◆ **Direction**
Make an exact copy of the records, with the images left out.

◆ **Records shown**
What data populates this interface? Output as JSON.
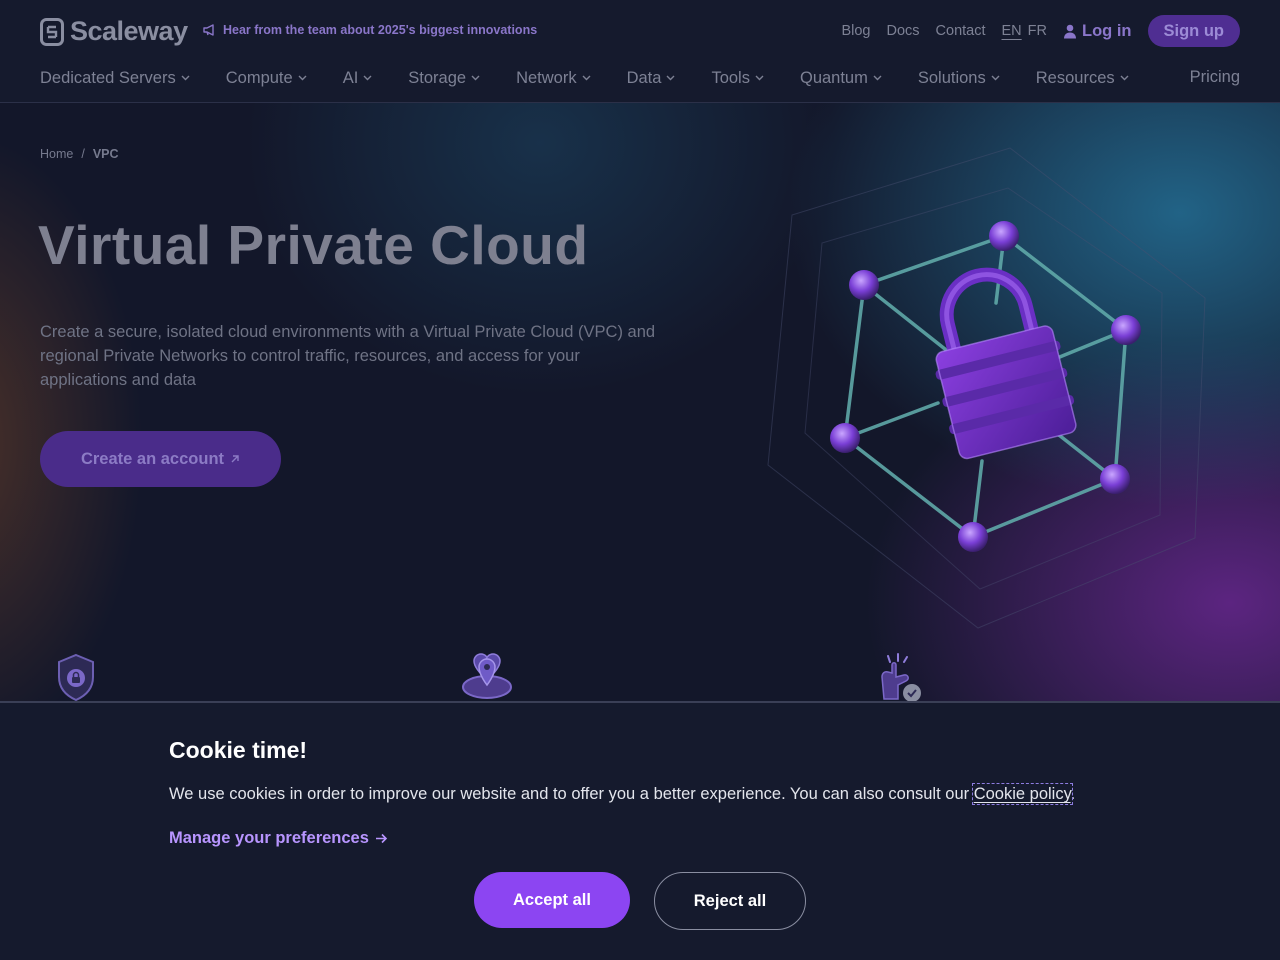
{
  "header": {
    "logo_text": "Scaleway",
    "announcement": "Hear from the team about 2025's biggest innovations",
    "top_links": [
      "Blog",
      "Docs",
      "Contact"
    ],
    "languages": [
      "EN",
      "FR"
    ],
    "active_language": "EN",
    "login_label": "Log in",
    "signup_label": "Sign up"
  },
  "nav": {
    "items": [
      "Dedicated Servers",
      "Compute",
      "AI",
      "Storage",
      "Network",
      "Data",
      "Tools",
      "Quantum",
      "Solutions",
      "Resources"
    ],
    "pricing_label": "Pricing"
  },
  "hero": {
    "breadcrumb": [
      "Home",
      "VPC"
    ],
    "breadcrumb_separator": "/",
    "title": "Virtual Private Cloud",
    "description": "Create a secure, isolated cloud environments with a Virtual Private Cloud (VPC) and regional Private Networks to control traffic, resources, and access for your applications and data",
    "cta_label": "Create an account",
    "feature_icons": [
      "shield-lock-icon",
      "map-pins-icon",
      "hand-check-icon"
    ]
  },
  "cookie": {
    "title": "Cookie time!",
    "text": "We use cookies in order to improve our website and to offer you a better experience. You can also consult our ",
    "policy_link": "Cookie policy",
    "text_end": ".",
    "preferences_label": "Manage your preferences",
    "accept_label": "Accept all",
    "reject_label": "Reject all"
  },
  "colors": {
    "accent": "#8c45f2",
    "link_purple": "#b895ff",
    "background": "#151a2d"
  }
}
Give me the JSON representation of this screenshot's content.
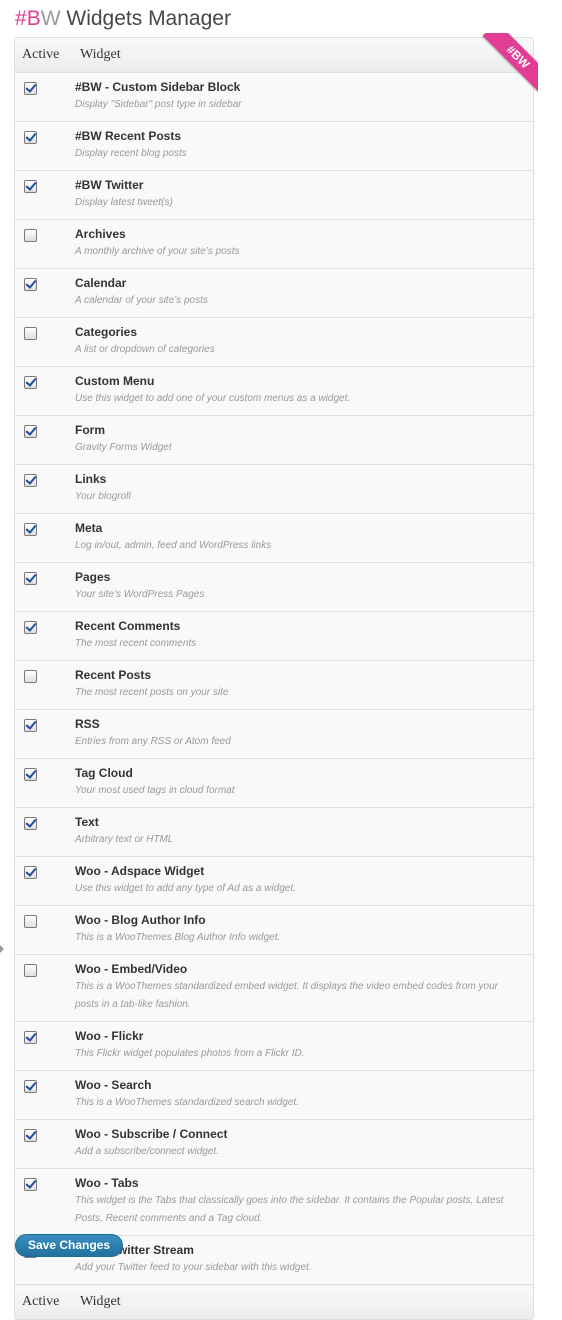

◆ **Task answer**
What data populates this interface? Output as JSON.
{
  "header": {
    "logo_text": "Scaleway",
    "announcement": "Hear from the team about 2025's biggest innovations",
    "top_links": [
      "Blog",
      "Docs",
      "Contact"
    ],
    "languages": [
      "EN",
      "FR"
    ],
    "active_language": "EN",
    "login_label": "Log in",
    "signup_label": "Sign up"
  },
  "nav": {
    "items": [
      "Dedicated Servers",
      "Compute",
      "AI",
      "Storage",
      "Network",
      "Data",
      "Tools",
      "Quantum",
      "Solutions",
      "Resources"
    ],
    "pricing_label": "Pricing"
  },
  "hero": {
    "breadcrumb": [
      "Home",
      "VPC"
    ],
    "breadcrumb_separator": "/",
    "title": "Virtual Private Cloud",
    "description": "Create a secure, isolated cloud environments with a Virtual Private Cloud (VPC) and regional Private Networks to control traffic, resources, and access for your applications and data",
    "cta_label": "Create an account",
    "feature_icons": [
      "shield-lock-icon",
      "map-pins-icon",
      "hand-check-icon"
    ]
  },
  "cookie": {
    "title": "Cookie time!",
    "text": "We use cookies in order to improve our website and to offer you a better experience. You can also consult our ",
    "policy_link": "Cookie policy",
    "text_end": ".",
    "preferences_label": "Manage your preferences",
    "accept_label": "Accept all",
    "reject_label": "Reject all"
  },
  "colors": {
    "accent": "#8c45f2",
    "link_purple": "#b895ff",
    "background": "#151a2d"
  }
}
Give me the JSON representation of this screenshot's content.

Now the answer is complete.